### Exercise directions:
Produce an exact copy of the lines from the line that contains "Extract the structured" to the end of the listing below.

### Supplied data:

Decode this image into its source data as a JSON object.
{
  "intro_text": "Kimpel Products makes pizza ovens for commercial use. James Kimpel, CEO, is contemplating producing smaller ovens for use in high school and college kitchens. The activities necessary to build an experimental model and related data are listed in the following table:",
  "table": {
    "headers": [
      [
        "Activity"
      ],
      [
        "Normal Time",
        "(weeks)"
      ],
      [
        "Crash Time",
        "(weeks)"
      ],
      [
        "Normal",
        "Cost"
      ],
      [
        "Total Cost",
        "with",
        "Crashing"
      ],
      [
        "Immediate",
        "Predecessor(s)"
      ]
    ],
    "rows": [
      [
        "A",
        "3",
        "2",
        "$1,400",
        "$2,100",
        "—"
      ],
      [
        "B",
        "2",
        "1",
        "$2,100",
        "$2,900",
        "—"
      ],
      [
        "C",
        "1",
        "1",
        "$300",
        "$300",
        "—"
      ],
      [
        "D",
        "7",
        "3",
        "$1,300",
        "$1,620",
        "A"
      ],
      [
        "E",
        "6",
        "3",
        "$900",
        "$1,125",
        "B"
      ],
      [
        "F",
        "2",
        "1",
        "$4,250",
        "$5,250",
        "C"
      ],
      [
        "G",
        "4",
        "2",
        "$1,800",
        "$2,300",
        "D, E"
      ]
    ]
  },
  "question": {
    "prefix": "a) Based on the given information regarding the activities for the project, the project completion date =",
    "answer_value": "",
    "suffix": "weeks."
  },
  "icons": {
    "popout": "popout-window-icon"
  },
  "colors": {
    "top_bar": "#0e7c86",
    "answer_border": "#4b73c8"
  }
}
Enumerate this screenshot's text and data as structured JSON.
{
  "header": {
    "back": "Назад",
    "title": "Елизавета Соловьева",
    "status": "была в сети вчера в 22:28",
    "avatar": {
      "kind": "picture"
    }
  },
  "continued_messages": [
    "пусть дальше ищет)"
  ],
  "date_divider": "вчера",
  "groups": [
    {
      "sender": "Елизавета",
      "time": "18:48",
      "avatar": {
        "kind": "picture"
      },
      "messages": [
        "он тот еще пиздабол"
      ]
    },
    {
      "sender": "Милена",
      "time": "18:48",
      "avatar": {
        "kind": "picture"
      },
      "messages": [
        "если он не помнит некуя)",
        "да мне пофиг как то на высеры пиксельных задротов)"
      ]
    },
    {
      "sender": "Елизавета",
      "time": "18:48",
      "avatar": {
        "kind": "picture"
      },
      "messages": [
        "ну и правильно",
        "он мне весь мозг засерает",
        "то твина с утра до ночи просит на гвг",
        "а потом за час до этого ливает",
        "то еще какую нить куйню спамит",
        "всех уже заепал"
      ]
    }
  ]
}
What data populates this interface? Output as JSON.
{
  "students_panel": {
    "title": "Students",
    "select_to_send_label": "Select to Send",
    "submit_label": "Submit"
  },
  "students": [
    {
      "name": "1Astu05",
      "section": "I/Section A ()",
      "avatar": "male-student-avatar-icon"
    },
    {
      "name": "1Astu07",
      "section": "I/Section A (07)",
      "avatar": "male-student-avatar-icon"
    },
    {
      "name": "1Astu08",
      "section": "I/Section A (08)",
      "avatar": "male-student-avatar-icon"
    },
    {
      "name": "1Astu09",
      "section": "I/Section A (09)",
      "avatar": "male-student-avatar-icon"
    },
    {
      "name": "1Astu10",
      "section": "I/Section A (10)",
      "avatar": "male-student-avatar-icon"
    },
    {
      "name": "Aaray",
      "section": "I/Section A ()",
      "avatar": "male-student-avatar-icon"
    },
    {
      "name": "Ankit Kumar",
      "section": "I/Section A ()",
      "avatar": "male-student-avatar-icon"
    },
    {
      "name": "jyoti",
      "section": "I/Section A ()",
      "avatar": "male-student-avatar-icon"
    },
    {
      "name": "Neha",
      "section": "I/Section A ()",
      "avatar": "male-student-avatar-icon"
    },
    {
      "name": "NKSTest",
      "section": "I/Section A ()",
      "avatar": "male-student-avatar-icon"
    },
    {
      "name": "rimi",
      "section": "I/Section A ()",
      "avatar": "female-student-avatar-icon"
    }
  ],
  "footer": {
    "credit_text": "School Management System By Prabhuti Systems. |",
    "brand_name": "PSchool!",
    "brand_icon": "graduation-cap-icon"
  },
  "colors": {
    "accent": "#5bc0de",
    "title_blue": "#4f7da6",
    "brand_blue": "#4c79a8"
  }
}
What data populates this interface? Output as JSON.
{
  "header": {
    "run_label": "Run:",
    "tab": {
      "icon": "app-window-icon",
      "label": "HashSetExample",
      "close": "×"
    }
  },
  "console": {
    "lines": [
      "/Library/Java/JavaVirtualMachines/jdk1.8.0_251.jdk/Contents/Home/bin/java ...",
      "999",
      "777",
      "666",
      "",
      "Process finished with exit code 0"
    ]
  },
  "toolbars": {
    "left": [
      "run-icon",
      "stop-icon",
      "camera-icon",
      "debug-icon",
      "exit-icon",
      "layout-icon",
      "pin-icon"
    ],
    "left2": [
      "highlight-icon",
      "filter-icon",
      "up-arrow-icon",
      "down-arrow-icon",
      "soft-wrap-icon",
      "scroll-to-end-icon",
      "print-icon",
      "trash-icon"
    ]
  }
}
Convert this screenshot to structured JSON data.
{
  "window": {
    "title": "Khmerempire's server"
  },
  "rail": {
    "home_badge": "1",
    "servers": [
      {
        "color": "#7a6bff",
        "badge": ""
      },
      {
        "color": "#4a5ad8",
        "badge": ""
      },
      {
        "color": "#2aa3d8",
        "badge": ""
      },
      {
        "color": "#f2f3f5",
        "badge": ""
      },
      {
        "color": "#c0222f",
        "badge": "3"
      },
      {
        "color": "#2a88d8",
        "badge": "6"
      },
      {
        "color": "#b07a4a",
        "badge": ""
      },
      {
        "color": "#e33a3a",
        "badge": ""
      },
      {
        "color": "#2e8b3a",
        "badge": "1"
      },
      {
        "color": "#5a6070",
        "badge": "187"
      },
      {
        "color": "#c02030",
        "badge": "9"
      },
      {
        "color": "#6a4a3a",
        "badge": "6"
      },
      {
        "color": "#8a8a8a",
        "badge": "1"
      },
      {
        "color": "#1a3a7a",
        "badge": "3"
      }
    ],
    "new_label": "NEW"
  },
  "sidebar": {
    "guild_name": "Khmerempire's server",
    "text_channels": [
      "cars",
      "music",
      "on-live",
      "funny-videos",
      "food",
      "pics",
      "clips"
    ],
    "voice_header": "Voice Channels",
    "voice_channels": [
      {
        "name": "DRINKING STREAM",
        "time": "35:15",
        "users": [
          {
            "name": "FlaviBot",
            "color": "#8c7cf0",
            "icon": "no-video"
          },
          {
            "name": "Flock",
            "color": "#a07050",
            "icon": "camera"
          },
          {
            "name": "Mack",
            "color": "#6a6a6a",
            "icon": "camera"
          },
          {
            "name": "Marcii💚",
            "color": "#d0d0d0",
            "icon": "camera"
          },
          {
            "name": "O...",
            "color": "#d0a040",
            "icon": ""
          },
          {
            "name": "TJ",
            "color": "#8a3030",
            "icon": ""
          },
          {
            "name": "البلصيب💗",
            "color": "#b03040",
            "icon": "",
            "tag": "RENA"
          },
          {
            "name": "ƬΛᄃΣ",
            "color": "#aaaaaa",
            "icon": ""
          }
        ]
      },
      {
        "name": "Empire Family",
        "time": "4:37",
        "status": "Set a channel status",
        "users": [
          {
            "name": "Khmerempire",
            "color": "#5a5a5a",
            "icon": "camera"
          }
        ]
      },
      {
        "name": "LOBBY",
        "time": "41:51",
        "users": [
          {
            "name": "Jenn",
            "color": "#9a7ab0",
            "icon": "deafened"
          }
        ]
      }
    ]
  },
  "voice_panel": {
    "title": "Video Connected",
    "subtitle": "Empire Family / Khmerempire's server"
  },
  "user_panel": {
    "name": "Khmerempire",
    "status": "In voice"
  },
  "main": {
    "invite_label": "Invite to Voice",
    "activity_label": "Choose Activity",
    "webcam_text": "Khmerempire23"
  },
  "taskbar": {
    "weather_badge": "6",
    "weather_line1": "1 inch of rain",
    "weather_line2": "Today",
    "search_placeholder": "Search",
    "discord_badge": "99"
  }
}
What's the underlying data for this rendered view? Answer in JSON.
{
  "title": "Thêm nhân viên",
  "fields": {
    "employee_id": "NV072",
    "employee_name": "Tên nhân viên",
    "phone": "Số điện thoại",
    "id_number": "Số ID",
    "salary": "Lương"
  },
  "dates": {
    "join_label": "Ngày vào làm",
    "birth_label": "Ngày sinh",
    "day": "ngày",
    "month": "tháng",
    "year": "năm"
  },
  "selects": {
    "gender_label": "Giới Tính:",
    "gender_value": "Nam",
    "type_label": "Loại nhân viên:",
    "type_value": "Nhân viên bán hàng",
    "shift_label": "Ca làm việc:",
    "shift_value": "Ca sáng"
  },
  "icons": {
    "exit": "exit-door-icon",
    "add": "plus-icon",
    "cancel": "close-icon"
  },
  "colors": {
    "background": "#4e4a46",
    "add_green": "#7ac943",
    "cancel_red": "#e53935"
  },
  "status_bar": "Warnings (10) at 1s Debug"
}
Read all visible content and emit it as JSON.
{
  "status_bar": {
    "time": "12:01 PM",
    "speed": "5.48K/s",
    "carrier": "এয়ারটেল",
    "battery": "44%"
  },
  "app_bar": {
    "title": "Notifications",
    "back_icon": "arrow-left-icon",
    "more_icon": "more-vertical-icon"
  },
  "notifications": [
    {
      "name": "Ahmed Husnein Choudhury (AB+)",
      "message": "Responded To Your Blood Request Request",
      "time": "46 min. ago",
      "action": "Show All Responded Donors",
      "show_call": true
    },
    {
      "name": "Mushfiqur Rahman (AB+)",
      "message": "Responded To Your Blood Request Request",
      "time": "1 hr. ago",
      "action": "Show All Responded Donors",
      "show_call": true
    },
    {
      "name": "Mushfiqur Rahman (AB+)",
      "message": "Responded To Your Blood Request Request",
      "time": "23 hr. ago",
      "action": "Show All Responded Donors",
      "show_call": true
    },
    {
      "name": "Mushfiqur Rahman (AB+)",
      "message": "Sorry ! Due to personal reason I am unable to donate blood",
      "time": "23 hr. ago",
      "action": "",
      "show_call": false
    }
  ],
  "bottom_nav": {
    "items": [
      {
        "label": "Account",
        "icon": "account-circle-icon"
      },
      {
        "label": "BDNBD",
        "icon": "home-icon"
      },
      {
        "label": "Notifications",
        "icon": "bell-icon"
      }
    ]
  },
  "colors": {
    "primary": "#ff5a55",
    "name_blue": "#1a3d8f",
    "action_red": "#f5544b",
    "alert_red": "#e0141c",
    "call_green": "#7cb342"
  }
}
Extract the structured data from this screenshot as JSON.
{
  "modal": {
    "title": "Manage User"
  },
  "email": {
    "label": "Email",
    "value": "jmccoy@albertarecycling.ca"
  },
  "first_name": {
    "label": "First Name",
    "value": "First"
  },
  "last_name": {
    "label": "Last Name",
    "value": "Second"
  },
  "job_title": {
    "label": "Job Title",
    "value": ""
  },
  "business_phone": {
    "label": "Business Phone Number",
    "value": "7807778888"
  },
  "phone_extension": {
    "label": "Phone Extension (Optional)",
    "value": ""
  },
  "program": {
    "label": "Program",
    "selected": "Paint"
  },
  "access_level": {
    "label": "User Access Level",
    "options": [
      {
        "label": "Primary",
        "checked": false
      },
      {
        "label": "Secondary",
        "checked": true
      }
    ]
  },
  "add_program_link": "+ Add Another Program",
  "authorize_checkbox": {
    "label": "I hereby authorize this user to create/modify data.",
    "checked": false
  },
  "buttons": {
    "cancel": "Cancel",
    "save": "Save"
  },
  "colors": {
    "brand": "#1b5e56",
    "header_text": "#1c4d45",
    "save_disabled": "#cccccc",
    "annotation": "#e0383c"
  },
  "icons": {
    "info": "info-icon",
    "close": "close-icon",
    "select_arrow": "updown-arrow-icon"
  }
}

### Exercise result:
Extract the structured data from this screenshot as JSON.
{
  "modal": {
    "title": "Manage User"
  },
  "email": {
    "label": "Email",
    "value": "jmccoy@albertarecycling.ca"
  },
  "first_name": {
    "label": "First Name",
    "value": "First"
  },
  "last_name": {
    "label": "Last Name",
    "value": "Second"
  },
  "job_title": {
    "label": "Job Title",
    "value": ""
  },
  "business_phone": {
    "label": "Business Phone Number",
    "value": "7807778888"
  },
  "phone_extension": {
    "label": "Phone Extension (Optional)",
    "value": ""
  },
  "program": {
    "label": "Program",
    "selected": "Paint"
  },
  "access_level": {
    "label": "User Access Level",
    "options": [
      {
        "label": "Primary",
        "checked": false
      },
      {
        "label": "Secondary",
        "checked": true
      }
    ]
  },
  "add_program_link": "+ Add Another Program",
  "authorize_checkbox": {
    "label": "I hereby authorize this user to create/modify data.",
    "checked": false
  },
  "buttons": {
    "cancel": "Cancel",
    "save": "Save"
  },
  "colors": {
    "brand": "#1b5e56",
    "header_text": "#1c4d45",
    "save_disabled": "#cccccc",
    "annotation": "#e0383c"
  },
  "icons": {
    "info": "info-icon",
    "close": "close-icon",
    "select_arrow": "updown-arrow-icon"
  }
}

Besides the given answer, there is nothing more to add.